BEGIN RECORDS FOR THIS TASK
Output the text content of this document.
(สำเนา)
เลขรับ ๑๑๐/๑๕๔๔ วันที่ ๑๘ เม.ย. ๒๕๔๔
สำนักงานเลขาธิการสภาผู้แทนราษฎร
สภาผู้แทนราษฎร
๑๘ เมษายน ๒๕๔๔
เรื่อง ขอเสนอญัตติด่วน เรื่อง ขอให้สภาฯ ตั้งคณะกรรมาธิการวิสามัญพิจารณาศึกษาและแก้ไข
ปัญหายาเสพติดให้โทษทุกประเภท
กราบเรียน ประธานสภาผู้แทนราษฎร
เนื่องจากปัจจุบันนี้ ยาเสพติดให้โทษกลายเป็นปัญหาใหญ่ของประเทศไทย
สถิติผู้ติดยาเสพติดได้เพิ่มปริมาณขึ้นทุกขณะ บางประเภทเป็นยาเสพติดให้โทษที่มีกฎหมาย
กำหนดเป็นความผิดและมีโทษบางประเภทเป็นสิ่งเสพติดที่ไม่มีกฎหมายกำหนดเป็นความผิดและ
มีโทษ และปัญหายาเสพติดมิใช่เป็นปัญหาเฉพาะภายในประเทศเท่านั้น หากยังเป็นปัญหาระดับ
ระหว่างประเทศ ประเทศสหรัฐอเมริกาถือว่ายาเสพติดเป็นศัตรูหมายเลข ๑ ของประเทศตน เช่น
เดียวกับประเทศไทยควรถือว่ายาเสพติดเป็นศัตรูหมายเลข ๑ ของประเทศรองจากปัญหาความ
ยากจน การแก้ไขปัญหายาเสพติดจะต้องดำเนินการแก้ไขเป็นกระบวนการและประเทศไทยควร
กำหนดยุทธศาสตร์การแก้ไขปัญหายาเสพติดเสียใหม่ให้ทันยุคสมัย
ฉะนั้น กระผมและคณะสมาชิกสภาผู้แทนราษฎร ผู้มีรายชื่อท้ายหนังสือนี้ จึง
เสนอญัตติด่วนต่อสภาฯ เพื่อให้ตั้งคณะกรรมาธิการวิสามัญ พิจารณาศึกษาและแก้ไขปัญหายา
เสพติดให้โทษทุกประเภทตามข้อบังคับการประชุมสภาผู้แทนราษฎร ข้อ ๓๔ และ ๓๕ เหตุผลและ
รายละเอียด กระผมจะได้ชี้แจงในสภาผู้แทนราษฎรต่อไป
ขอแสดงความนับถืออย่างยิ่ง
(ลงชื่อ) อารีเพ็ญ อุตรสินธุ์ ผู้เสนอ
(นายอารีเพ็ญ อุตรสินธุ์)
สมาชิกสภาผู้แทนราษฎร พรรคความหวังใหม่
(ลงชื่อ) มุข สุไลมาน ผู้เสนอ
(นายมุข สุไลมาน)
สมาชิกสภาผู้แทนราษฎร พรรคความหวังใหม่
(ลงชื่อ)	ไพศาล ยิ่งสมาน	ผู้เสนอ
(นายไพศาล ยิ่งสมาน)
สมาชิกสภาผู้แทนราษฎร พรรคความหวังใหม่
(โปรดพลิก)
END RECORDS FOR THIS TASK
| WHAT TO PRODUCE |
Examine the entries and report how many of their lines contain the string "การว", giving no more than the number.

| RESPONSE TO THE EXERCISE |
2